What is expected
Copy every line from the data below in which the string "icon" can be found.

— Begin Task input —

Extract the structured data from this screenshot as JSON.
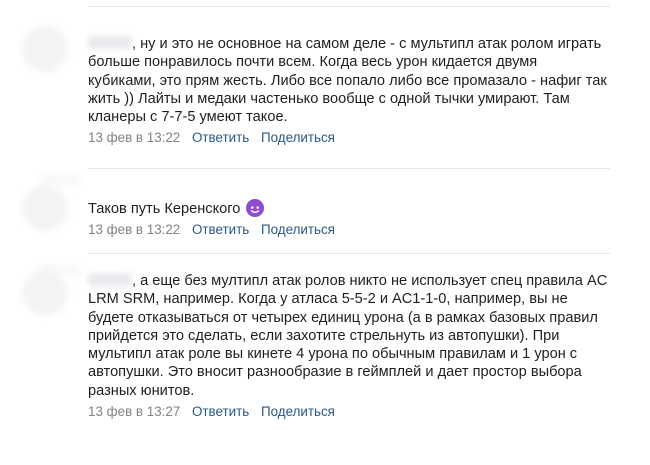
{
  "comments": [
    {
      "text": ", ну и это не основное на самом деле - с мультипл атак ролом играть больше понравилось почти всем. Когда весь урон кидается двумя кубиками, это прям жесть. Либо все попало либо все промазало - нафиг так жить )) Лайты и медаки частенько вообще с одной тычки умирают. Там кланеры с 7-7-5 умеют такое.",
      "date": "13 фев в 13:22",
      "reply": "Ответить",
      "share": "Поделиться"
    },
    {
      "text": "Таков путь Керенского",
      "emoji": "smiling-imp-emoji",
      "date": "13 фев в 13:22",
      "reply": "Ответить",
      "share": "Поделиться"
    },
    {
      "text": ", а еще без мултипл атак ролов никто не использует спец правила AC LRM SRM, например. Когда у атласа 5-5-2 и AC1-1-0, например, вы не будете отказываться от четырех единиц урона (а в рамках базовых правил прийдется это сделать, если захотите стрельнуть из автопушки). При мультипл атак роле вы кинете 4 урона по обычным правилам и 1 урон с автопушки. Это вносит разнообразие в геймплей и дает простор выбора разных юнитов.",
      "date": "13 фев в 13:27",
      "reply": "Ответить",
      "share": "Поделиться"
    }
  ],
  "colors": {
    "link": "#2a5885",
    "date": "#828282",
    "text": "#1f1f1f",
    "separator": "#e7e8ec"
  }
}
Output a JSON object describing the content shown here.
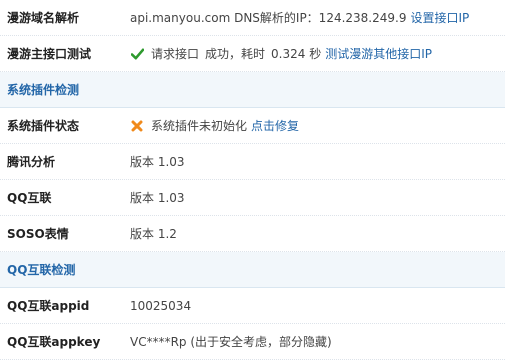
{
  "colors": {
    "link": "#2366a8",
    "section_bg": "#f2f7fb",
    "success": "#2e9a2e",
    "error": "#f08a1c"
  },
  "rows": {
    "domain": {
      "label": "漫游域名解析",
      "text": "api.manyou.com DNS解析的IP：124.238.249.9",
      "link": "设置接口IP"
    },
    "api_test": {
      "label": "漫游主接口测试",
      "status_icon": "check-icon",
      "text1": "请求接口",
      "text2": "成功，耗时",
      "text3": "0.324 秒",
      "link": "测试漫游其他接口IP"
    },
    "section1": {
      "title": "系统插件检测"
    },
    "plugin_status": {
      "label": "系统插件状态",
      "status_icon": "cross-icon",
      "text": "系统插件未初始化",
      "link": "点击修复"
    },
    "tencent": {
      "label": "腾讯分析",
      "value": "版本 1.03"
    },
    "qq_connect": {
      "label": "QQ互联",
      "value": "版本 1.03"
    },
    "soso": {
      "label": "SOSO表情",
      "value": "版本 1.2"
    },
    "section2": {
      "title": "QQ互联检测"
    },
    "appid": {
      "label": "QQ互联appid",
      "value": "10025034"
    },
    "appkey": {
      "label": "QQ互联appkey",
      "value": "VC****Rp (出于安全考虑，部分隐藏)"
    }
  }
}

— End Task input —

Reply
      "status_icon": "check-icon",
      "status_icon": "cross-icon",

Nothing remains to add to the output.